TASK DIRECTIONS → The answer must consist of each line of the records below that contains the string "Florian".

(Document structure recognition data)
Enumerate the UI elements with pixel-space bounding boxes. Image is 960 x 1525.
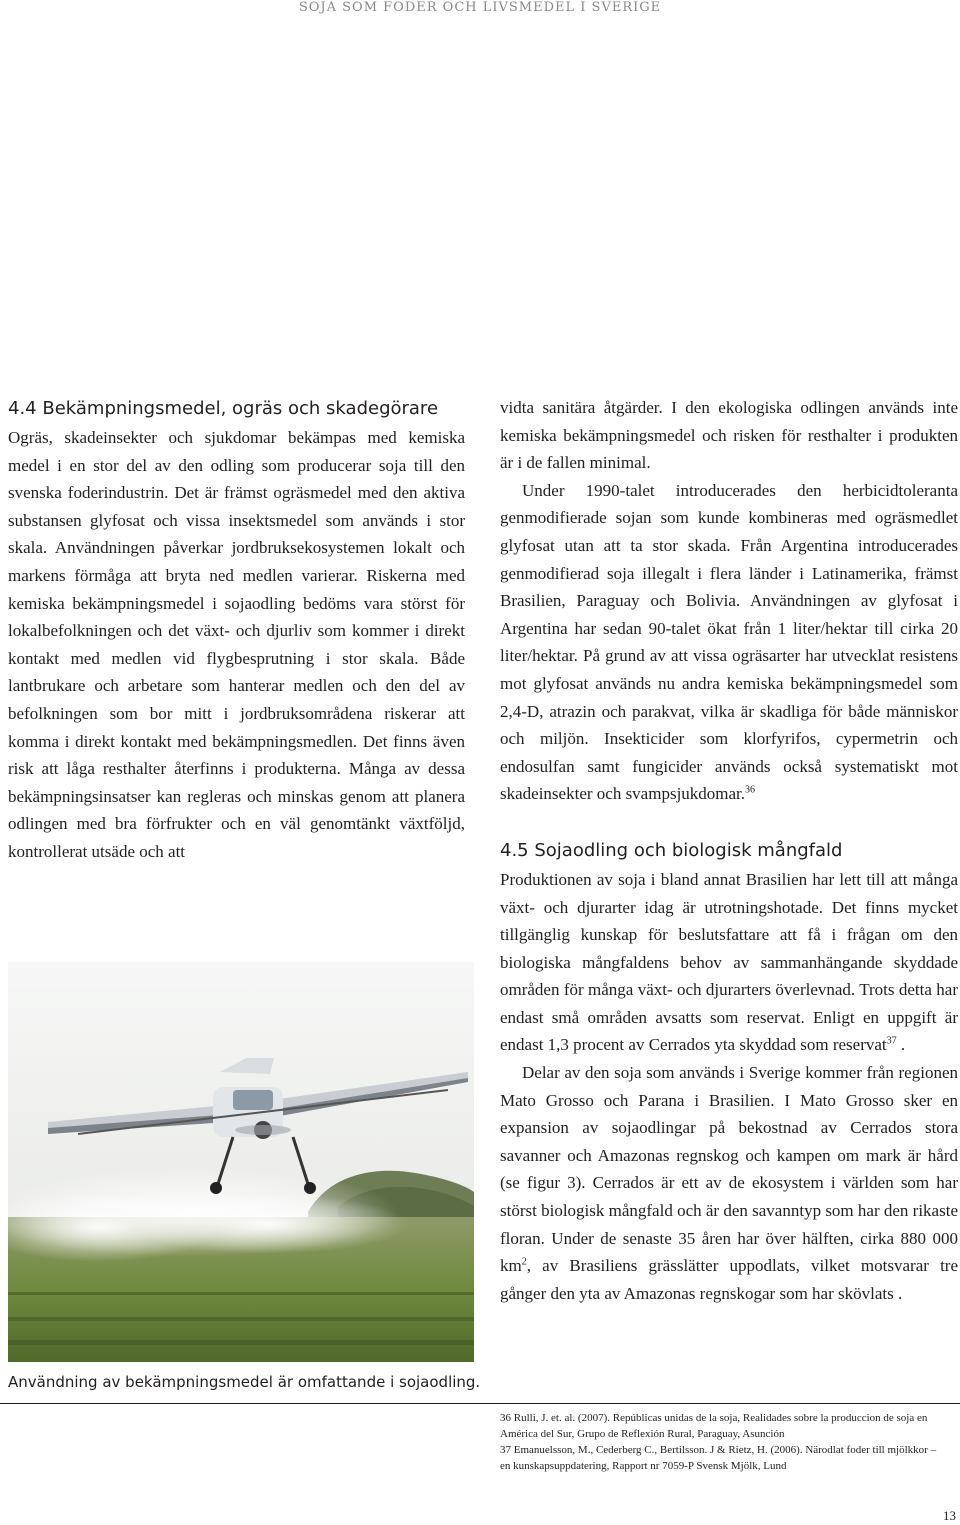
- right-column: [500, 394, 958, 1307]
- section-4-5-paragraph-1: Produktionen av soja i bland annat Brasilien har lett till att många växt- och djurarter idag är utrotningshotade. Det finns mycket tillgänglig kunskap för beslutsfattare att få i frågan om den biologiska mångfaldens behov av sammanhängande skyddade områden för många växt- och djurarters överlevnad. Trots detta har endast små områden avsatts som reservat. Enligt en uppgift är endast 1,3 procent av Cerrados yta skyddad som reservat$^{37}$ .: [500, 869, 958, 1055]
- left-column: [8, 394, 465, 866]
- footnotes: [500, 1410, 958, 1474]
- footnote-36-line-1: 36 Rulli, J. et. al. (2007). Repúblicas unidas de la soja, Realidades sobre la produccion de soja en: [500, 1412, 928, 1424]
- crop-duster-photo: [8, 962, 474, 1362]
- footnote-ref-36[interactable]: 36: [745, 784, 756, 796]
- section-heading-4-5: 4.5 Sojaodling och biologisk mångfald: [500, 839, 843, 861]
- footnote-36-line-2: América del Sur, Grupo de Reflexión Rural, Paraguay, Asunción: [500, 1428, 785, 1440]
- footnote-37-line-2: en kunskapsuppdatering, Rapport nr 7059-P Svensk Mjölk, Lund: [500, 1460, 787, 1472]
- figure-caption: Användning av bekämpningsmedel är omfattande i sojaodling.: [8, 1373, 481, 1391]
- footnote-divider: [0, 1403, 960, 1404]
- right-paragraph-1: vidta sanitära åtgärder. I den ekologiska odlingen används inte kemiska bekämpningsmedel och risken för resthalter i produkten är i de fallen minimal.: [500, 398, 958, 473]
- page-number: 13: [943, 1508, 956, 1523]
- footnote-37-line-1: 37 Emanuelsson, M., Cederberg C., Bertilsson. J & Rietz, H. (2006). Närodlat foder till mjölkkor –: [500, 1444, 937, 1456]
- running-header: SOJA SOM FODER OCH LIVSMEDEL I SVERIGE: [298, 0, 662, 15]
- right-paragraph-2: Under 1990-talet introducerades den herbicidtoleranta genmodifierade sojan som kunde kombineras med ogräsmedlet glyfosat utan att ta stor skada. Från Argentina introducerades genmodifierad soja illegalt i flera länder i Latinamerika, främst Brasilien, Paraguay och Bolivia. Användningen av glyfosat i Argentina har sedan 90-talet ökat från 1 liter/hektar till cirka 20 liter/hektar. På grund av att vissa ogräsarter har utvecklat resistens mot glyfosat används nu andra kemiska bekämpningsmedel som 2,4-D, atrazin och parakvat, vilka är skadliga för både människor och miljön. Insekticider som klorfyrifos, cypermetrin och endosulfan samt fungicider används också systematiskt mot skadeinsekter och svampsjukdomar.$^{36}$: [500, 480, 958, 804]
- section-4-4-paragraph: Ogräs, skadeinsekter och sjukdomar bekämpas med kemiska medel i en stor del av den odling som producerar soja till den svenska foderindustrin. Det är främst ogräsmedel med den aktiva substansen glyfosat och vissa insektsmedel som används i stor skala. Användningen påverkar jordbruksekosystemen lokalt och markens förmåga att bryta ned medlen varierar. Riskerna med kemiska bekämpningsmedel i sojaodling bedöms vara störst för lokalbefolkningen och det växt- och djurliv som kommer i direkt kontakt med medlen vid flygbesprutning i stor skala. Både lantbrukare och arbetare som hanterar medlen och den del av befolkningen som bor mitt i jordbruksområdena riskerar att komma i direkt kontakt med bekämpningsmedlen. Det finns även risk att låga resthalter återfinns i produkterna. Många av dessa bekämpningsinsatser kan regleras och minskas genom att planera odlingen med bra förfrukter och en väl genomtänkt växtföljd, kontrollerat utsäde och att: [8, 428, 465, 861]
- section-4-5-paragraph-2: Delar av den soja som används i Sverige kommer från regionen Mato Grosso och Parana i Brasilien. I Mato Grosso sker en expansion av sojaodlingar på bekostnad av Cerrados stora savanner och Amazonas regnskog och kampen om mark är hård (se figur 3). Cerrados är ett av de ekosystem i världen som har störst biologisk mångfald och är den savanntyp som har den rikaste floran. Under de senaste 35 åren har över hälften, cirka 880 000 $km^2$, av Brasiliens grässlätter uppodlats, vilket motsvarar tre gånger den yta av Amazonas regnskogar som har skövlats .: [500, 1063, 958, 1303]
- section-heading-4-4: 4.4 Bekämpningsmedel, ogräs och skadegörare: [8, 398, 439, 419]
- footnote-ref-37[interactable]: 37: [886, 1035, 897, 1047]
- superscript-2: 2: [521, 1256, 527, 1268]
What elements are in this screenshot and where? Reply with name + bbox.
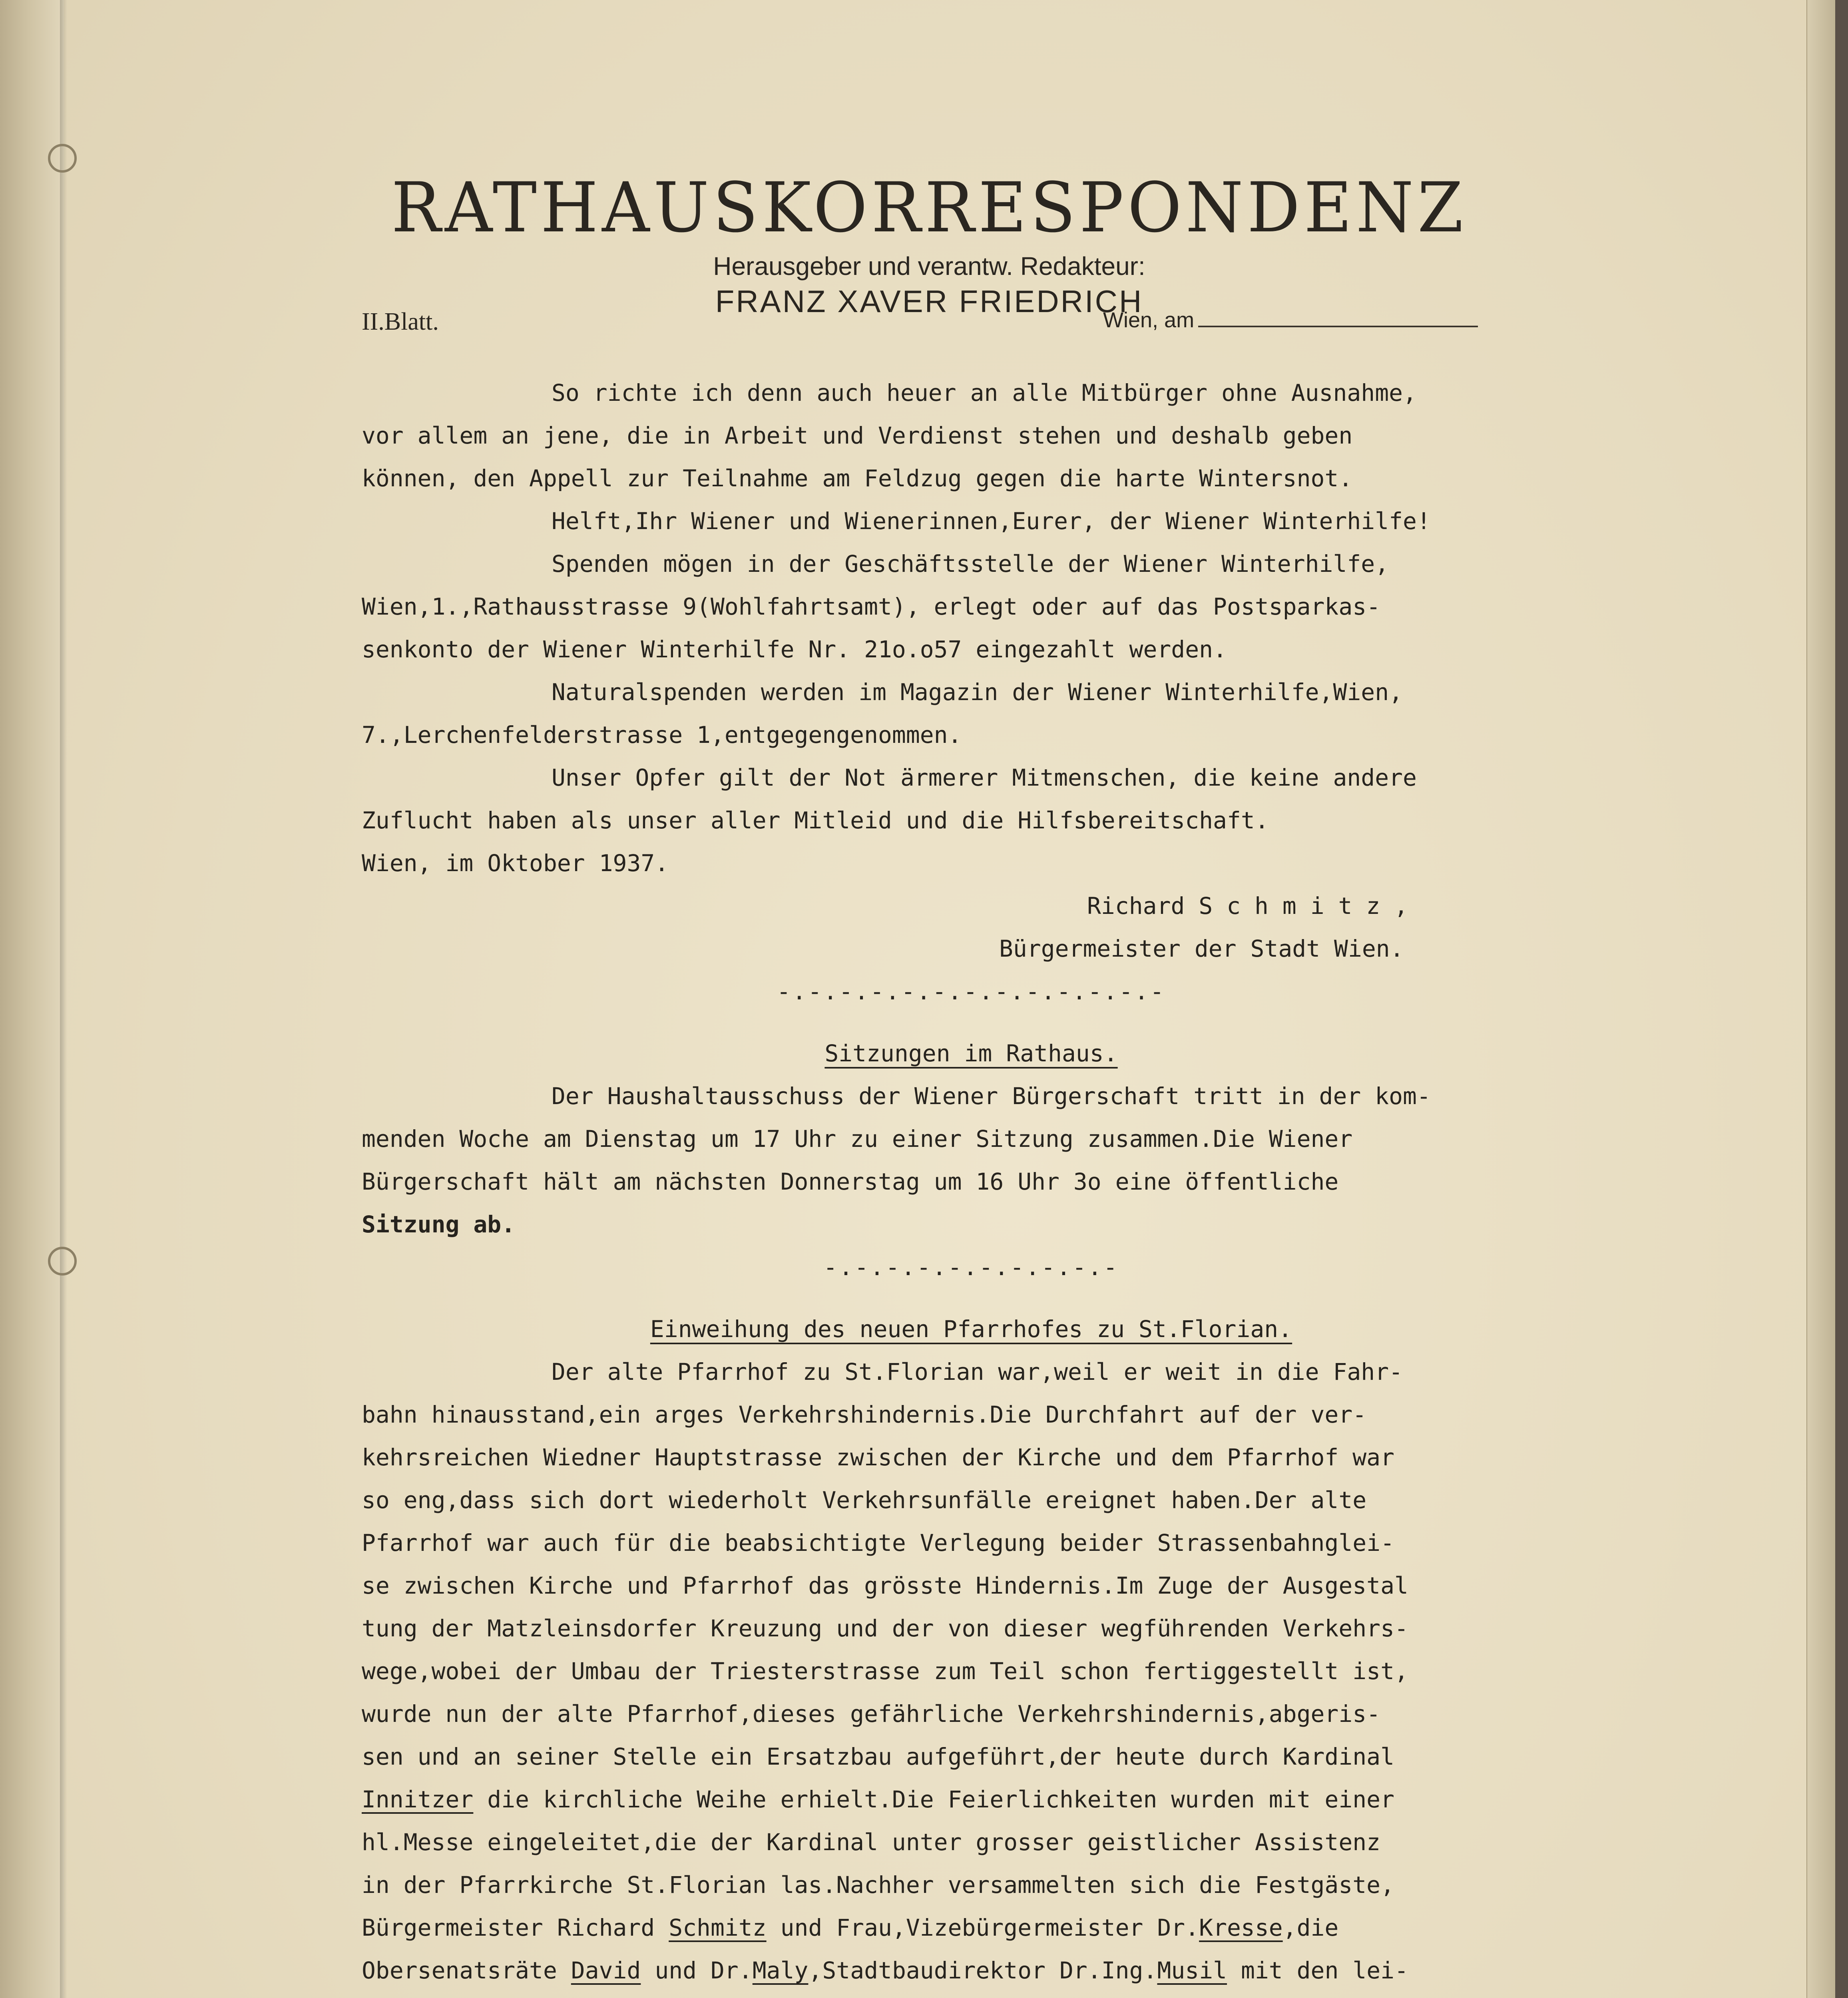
text-line: Bürgermeister Richard Schmitz und Frau,Vizebürgermeister Dr.Kresse,die	[362, 1914, 1339, 1941]
text-line: Der Haushaltausschuss der Wiener Bürgerschaft tritt in der kom-	[552, 1083, 1431, 1110]
person-name: Kresse	[1199, 1914, 1283, 1941]
editor-label: Herausgeber und verantw. Redakteur:	[713, 252, 1145, 281]
page-edge	[1806, 0, 1835, 1998]
masthead	[360, 168, 1499, 320]
text-line	[362, 1992, 1581, 1998]
place-label: Wien, am	[1103, 308, 1195, 332]
text-line: Zuflucht haben als unser aller Mitleid und die Hilfsbereitschaft.	[362, 807, 1269, 834]
text-line: Pfarrhof war auch für die beabsichtigte Verlegung beider Strassenbahnglei-	[362, 1529, 1395, 1556]
text-line: hl.Messe eingeleitet,die der Kardinal unter grosser geistlicher Assistenz	[362, 1829, 1381, 1856]
text-line: so eng,dass sich dort wiederholt Verkehrsunfälle ereignet haben.Der alte	[362, 1487, 1367, 1514]
text-line: Spenden mögen in der Geschäftsstelle der Wiener Winterhilfe,	[552, 550, 1389, 577]
person-name: Maly	[752, 1957, 808, 1984]
text-line: in der Pfarrkirche St.Florian las.Nachher versammelten sich die Festgäste,	[362, 1871, 1395, 1898]
text-line: Bürgerschaft hält am nächsten Donnerstag um 16 Uhr 3o eine öffentliche	[362, 1168, 1339, 1195]
separator: -.-.-.-.-.-.-.-.-.-.-.-.-	[777, 978, 1166, 1005]
date-line: Wien, im Oktober 1937.	[362, 850, 669, 877]
book-spine	[0, 0, 64, 1998]
signature-name: Richard S c h m i t z ,	[1087, 892, 1408, 919]
person-name: Schmitz	[669, 1914, 767, 1941]
text-line: können, den Appell zur Teilnahme am Feldzug gegen die harte Wintersnot.	[362, 465, 1353, 492]
text-line: Naturalspenden werden im Magazin der Wiener Winterhilfe,Wien,	[552, 679, 1403, 706]
spine-shadow	[60, 0, 67, 1998]
sheet-label: II.Blatt.	[362, 308, 439, 335]
masthead-title: RATHAUSKORRESPONDENZ	[391, 167, 1467, 248]
text-line: Innitzer die kirchliche Weihe erhielt.Die Feierlichkeiten wurden mit einer	[362, 1786, 1395, 1813]
text-line: senkonto der Wiener Winterhilfe Nr. 21o.o57 eingezahlt werden.	[362, 636, 1227, 663]
text-line: Helft,Ihr Wiener und Wienerinnen,Eurer, der Wiener Winterhilfe!	[552, 507, 1431, 535]
text-line: tung der Matzleinsdorfer Kreuzung und der von dieser wegführenden Verkehrs-	[362, 1615, 1408, 1642]
text-line: Sitzung ab.	[362, 1211, 516, 1238]
person-name: Musil	[1157, 1957, 1227, 1984]
text-line: Wien,1.,Rathausstrasse 9(Wohlfahrtsamt), erlegt oder auf das Postsparkas-	[362, 593, 1381, 620]
text-line: sen und an seiner Stelle ein Ersatzbau aufgeführt,der heute durch Kardinal	[362, 1743, 1395, 1770]
text-line: 7.,Lerchenfelderstrasse 1,entgegengenommen.	[362, 721, 962, 748]
text-line: wege,wobei der Umbau der Triesterstrasse zum Teil schon fertiggestellt ist,	[362, 1658, 1408, 1685]
text-line: vor allem an jene, die in Arbeit und Verdienst stehen und deshalb geben	[362, 422, 1353, 449]
date-rule	[1198, 326, 1478, 327]
text-line: Obersenatsräte David und Dr.Maly,Stadtbaudirektor Dr.Ing.Musil mit den lei-	[362, 1957, 1408, 1984]
text-line: So richte ich denn auch heuer an alle Mitbürger ohne Ausnahme,	[552, 379, 1417, 406]
binding-ring-icon	[48, 1247, 77, 1276]
person-name: Innitzer	[362, 1786, 474, 1813]
document-body	[362, 372, 1581, 1998]
section-heading-florian: Einweihung des neuen Pfarrhofes zu St.Florian.	[650, 1315, 1292, 1343]
text-line: kehrsreichen Wiedner Hauptstrasse zwischen der Kirche und dem Pfarrhof war	[362, 1444, 1395, 1471]
section-heading-sessions: Sitzungen im Rathaus.	[824, 1040, 1118, 1067]
editor-name: FRANZ XAVER FRIEDRICH	[715, 284, 1143, 319]
binding-ring-icon	[48, 144, 77, 173]
text-line: se zwischen Kirche und Pfarrhof das grösste Hindernis.Im Zuge der Ausgestal	[362, 1572, 1408, 1599]
signature-title: Bürgermeister der Stadt Wien.	[999, 935, 1404, 962]
place-date-line	[1103, 308, 1478, 332]
person-name: David	[571, 1957, 641, 1984]
text-line: wurde nun der alte Pfarrhof,dieses gefährliche Verkehrshindernis,abgeris-	[362, 1700, 1381, 1727]
text-line: Unser Opfer gilt der Not ärmerer Mitmenschen, die keine andere	[552, 764, 1417, 791]
separator: -.-.-.-.-.-.-.-.-.-	[823, 1254, 1119, 1281]
text-line: menden Woche am Dienstag um 17 Uhr zu einer Sitzung zusammen.Die Wiener	[362, 1125, 1353, 1152]
text-line: bahn hinausstand,ein arges Verkehrshindernis.Die Durchfahrt auf der ver-	[362, 1401, 1367, 1428]
text-line: Der alte Pfarrhof zu St.Florian war,weil er weit in die Fahr-	[552, 1358, 1403, 1385]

EXERCISE RESULT →
text-line: in der Pfarrkirche St.Florian las.Nachher versammelten sich die Festgäste,	[362, 1871, 1395, 1898]
section-heading-florian: Einweihung des neuen Pfarrhofes zu St.Florian.	[650, 1315, 1292, 1343]
text-line: Der alte Pfarrhof zu St.Florian war,weil er weit in die Fahr-	[552, 1358, 1403, 1385]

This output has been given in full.